-- START Materials provided --

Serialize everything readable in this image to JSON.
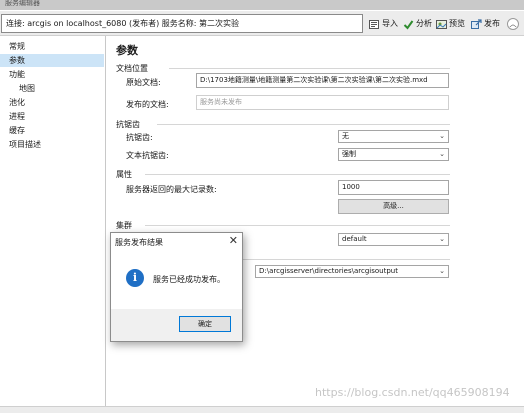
{
  "window": {
    "title": "服务编辑器"
  },
  "toolbar": {
    "connection_text": "连接: arcgis on localhost_6080 (发布者)  服务名称: 第二次实验",
    "import_label": "导入",
    "analyze_label": "分析",
    "preview_label": "预览",
    "publish_label": "发布",
    "collapse_glyph": "︿"
  },
  "sidebar": {
    "items": [
      {
        "label": "常规"
      },
      {
        "label": "参数"
      },
      {
        "label": "功能"
      },
      {
        "label": "地图"
      },
      {
        "label": "池化"
      },
      {
        "label": "进程"
      },
      {
        "label": "缓存"
      },
      {
        "label": "项目描述"
      }
    ]
  },
  "params": {
    "heading": "参数",
    "doc_location": {
      "section": "文档位置",
      "source_label": "原始文档:",
      "source_value": "D:\\1703地籍测量\\地籍测量第二次实验课\\第二次实验课\\第二次实验.mxd",
      "published_label": "发布的文档:",
      "published_placeholder": "服务尚未发布"
    },
    "antialias": {
      "section": "抗锯齿",
      "label": "抗锯齿:",
      "value": "无",
      "text_label": "文本抗锯齿:",
      "text_value": "强制"
    },
    "properties": {
      "section": "属性",
      "max_records_label": "服务器返回的最大记录数:",
      "max_records_value": "1000",
      "advanced_button": "高级..."
    },
    "cluster": {
      "section": "集群",
      "value": "default"
    },
    "output_dir": {
      "value": "D:\\arcgisserver\\directories\\arcgisoutput"
    }
  },
  "dialog": {
    "title": "服务发布结果",
    "close_glyph": "✕",
    "icon_glyph": "i",
    "message": "服务已经成功发布。",
    "ok_label": "确定"
  },
  "watermark": {
    "text": "https://blog.csdn.net/qq465908194"
  },
  "colors": {
    "nav_active": "#cce4f7",
    "info_icon": "#1f6fc5",
    "ok_border": "#0078d7",
    "analyze_check": "#2e8b2e"
  }
}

-- END Materials provided --

__What you are asked to do__
Omit the images and transcribe all of the records above word for word.

__Result of this task__
Serialize everything readable in this image to JSON.
{
  "window": {
    "title": "服务编辑器"
  },
  "toolbar": {
    "connection_text": "连接: arcgis on localhost_6080 (发布者)  服务名称: 第二次实验",
    "import_label": "导入",
    "analyze_label": "分析",
    "preview_label": "预览",
    "publish_label": "发布",
    "collapse_glyph": "︿"
  },
  "sidebar": {
    "items": [
      {
        "label": "常规"
      },
      {
        "label": "参数"
      },
      {
        "label": "功能"
      },
      {
        "label": "地图"
      },
      {
        "label": "池化"
      },
      {
        "label": "进程"
      },
      {
        "label": "缓存"
      },
      {
        "label": "项目描述"
      }
    ]
  },
  "params": {
    "heading": "参数",
    "doc_location": {
      "section": "文档位置",
      "source_label": "原始文档:",
      "source_value": "D:\\1703地籍测量\\地籍测量第二次实验课\\第二次实验课\\第二次实验.mxd",
      "published_label": "发布的文档:",
      "published_placeholder": "服务尚未发布"
    },
    "antialias": {
      "section": "抗锯齿",
      "label": "抗锯齿:",
      "value": "无",
      "text_label": "文本抗锯齿:",
      "text_value": "强制"
    },
    "properties": {
      "section": "属性",
      "max_records_label": "服务器返回的最大记录数:",
      "max_records_value": "1000",
      "advanced_button": "高级..."
    },
    "cluster": {
      "section": "集群",
      "value": "default"
    },
    "output_dir": {
      "value": "D:\\arcgisserver\\directories\\arcgisoutput"
    }
  },
  "dialog": {
    "title": "服务发布结果",
    "close_glyph": "✕",
    "icon_glyph": "i",
    "message": "服务已经成功发布。",
    "ok_label": "确定"
  },
  "watermark": {
    "text": "https://blog.csdn.net/qq465908194"
  },
  "colors": {
    "nav_active": "#cce4f7",
    "info_icon": "#1f6fc5",
    "ok_border": "#0078d7",
    "analyze_check": "#2e8b2e"
  }
}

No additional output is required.